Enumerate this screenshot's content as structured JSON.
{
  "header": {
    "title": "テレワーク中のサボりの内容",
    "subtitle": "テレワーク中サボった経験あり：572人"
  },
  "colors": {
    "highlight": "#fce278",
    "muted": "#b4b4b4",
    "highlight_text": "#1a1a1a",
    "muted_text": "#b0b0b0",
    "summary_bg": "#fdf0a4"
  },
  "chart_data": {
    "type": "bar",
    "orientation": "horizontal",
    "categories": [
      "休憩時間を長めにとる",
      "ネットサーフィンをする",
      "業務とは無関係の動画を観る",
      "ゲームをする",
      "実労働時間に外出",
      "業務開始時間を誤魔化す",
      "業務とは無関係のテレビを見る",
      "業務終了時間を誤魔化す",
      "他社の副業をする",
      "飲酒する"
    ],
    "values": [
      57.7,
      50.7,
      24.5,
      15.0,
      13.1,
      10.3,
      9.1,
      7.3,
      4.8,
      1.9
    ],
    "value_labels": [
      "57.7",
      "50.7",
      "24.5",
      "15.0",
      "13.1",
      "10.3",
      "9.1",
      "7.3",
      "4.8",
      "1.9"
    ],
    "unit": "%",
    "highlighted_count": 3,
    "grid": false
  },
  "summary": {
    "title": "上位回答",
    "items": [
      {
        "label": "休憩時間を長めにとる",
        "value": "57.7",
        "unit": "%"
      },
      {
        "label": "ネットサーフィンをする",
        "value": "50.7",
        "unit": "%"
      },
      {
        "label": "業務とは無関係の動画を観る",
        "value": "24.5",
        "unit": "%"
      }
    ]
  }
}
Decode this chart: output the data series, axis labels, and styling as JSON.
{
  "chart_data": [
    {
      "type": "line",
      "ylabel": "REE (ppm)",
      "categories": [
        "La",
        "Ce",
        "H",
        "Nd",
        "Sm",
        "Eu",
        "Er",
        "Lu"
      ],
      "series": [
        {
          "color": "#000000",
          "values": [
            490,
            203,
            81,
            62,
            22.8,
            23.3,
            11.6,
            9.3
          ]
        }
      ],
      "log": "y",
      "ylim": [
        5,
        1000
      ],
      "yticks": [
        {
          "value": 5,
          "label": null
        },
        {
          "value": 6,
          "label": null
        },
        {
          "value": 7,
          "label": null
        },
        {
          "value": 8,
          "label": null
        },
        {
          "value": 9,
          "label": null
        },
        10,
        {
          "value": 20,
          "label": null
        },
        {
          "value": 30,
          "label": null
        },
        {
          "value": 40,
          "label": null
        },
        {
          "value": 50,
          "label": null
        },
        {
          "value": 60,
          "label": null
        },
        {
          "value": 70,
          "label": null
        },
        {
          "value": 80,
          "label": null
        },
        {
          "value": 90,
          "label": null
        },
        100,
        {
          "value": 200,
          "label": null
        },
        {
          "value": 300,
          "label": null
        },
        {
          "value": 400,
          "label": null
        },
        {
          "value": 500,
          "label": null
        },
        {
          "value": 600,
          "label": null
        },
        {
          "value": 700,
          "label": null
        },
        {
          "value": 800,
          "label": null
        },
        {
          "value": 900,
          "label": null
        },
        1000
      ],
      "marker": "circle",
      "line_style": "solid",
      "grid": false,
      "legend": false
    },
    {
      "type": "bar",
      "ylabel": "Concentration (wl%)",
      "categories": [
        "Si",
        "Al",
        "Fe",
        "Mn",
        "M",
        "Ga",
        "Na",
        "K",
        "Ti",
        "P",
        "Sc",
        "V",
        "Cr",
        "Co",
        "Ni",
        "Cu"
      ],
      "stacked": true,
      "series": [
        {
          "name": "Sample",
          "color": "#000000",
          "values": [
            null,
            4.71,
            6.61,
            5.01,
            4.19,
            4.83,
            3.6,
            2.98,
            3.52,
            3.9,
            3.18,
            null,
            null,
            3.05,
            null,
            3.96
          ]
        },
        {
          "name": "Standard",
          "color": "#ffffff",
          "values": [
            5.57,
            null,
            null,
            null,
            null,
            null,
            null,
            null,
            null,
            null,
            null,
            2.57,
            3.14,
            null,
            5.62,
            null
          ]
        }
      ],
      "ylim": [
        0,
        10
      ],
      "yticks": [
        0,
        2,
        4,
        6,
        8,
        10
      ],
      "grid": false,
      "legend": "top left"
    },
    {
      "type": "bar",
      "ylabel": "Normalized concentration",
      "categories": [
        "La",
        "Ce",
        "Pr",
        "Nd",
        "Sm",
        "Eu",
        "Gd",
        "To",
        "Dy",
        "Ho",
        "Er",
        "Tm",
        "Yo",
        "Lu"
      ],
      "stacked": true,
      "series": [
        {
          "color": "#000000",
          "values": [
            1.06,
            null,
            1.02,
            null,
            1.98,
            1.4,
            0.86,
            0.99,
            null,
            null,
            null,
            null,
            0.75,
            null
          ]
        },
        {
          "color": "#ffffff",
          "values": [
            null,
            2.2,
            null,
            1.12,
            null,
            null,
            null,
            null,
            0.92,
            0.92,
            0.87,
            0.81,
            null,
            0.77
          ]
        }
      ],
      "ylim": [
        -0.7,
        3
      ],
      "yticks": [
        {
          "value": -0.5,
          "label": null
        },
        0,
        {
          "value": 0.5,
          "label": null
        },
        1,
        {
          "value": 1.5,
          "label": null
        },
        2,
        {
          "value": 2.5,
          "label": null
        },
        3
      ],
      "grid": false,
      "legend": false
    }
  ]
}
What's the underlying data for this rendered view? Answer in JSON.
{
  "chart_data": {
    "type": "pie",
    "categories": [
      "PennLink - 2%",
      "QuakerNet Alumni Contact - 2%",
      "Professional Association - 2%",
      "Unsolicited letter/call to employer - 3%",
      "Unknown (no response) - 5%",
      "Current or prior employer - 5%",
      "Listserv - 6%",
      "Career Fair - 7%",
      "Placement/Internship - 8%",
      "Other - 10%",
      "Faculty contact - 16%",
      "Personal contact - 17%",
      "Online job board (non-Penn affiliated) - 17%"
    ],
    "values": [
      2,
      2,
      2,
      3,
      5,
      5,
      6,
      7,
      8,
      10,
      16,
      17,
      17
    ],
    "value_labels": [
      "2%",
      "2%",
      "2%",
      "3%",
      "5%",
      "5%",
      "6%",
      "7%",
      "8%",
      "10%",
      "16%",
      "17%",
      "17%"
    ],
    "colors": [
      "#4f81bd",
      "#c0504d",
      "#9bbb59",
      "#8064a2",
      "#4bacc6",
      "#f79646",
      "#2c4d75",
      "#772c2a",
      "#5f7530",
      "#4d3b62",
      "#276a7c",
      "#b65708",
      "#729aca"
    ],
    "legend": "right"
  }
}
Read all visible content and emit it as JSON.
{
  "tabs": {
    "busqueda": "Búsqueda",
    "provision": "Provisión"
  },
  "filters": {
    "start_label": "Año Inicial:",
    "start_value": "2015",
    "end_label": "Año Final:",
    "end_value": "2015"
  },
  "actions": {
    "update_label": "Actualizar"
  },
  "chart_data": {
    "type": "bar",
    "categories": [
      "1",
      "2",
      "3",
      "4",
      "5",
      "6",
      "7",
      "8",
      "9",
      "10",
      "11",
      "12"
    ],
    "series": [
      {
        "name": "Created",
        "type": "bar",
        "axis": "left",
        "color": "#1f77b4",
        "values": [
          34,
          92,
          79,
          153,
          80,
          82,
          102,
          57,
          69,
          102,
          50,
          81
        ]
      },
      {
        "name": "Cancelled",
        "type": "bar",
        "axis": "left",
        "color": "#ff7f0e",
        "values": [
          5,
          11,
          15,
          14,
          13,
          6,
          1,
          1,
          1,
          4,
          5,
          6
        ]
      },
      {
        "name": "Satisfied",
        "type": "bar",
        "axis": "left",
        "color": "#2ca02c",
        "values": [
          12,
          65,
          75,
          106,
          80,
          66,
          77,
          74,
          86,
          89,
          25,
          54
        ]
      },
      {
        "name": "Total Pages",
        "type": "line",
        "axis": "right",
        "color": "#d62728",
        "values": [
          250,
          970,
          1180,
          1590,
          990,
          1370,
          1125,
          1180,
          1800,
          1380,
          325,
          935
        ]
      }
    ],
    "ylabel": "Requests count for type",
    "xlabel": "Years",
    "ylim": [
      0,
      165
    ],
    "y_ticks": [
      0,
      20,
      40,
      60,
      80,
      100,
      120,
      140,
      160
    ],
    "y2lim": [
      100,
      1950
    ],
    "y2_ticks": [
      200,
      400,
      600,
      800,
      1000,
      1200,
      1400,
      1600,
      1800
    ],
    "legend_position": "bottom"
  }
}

**Exercise task**
Look through the entries and find each line that has the string "業務とは無関係の動画を観る". Copy those lines.

**Exercise solution**
      "業務とは無関係の動画を観る",
        "label": "業務とは無関係の動画を観る",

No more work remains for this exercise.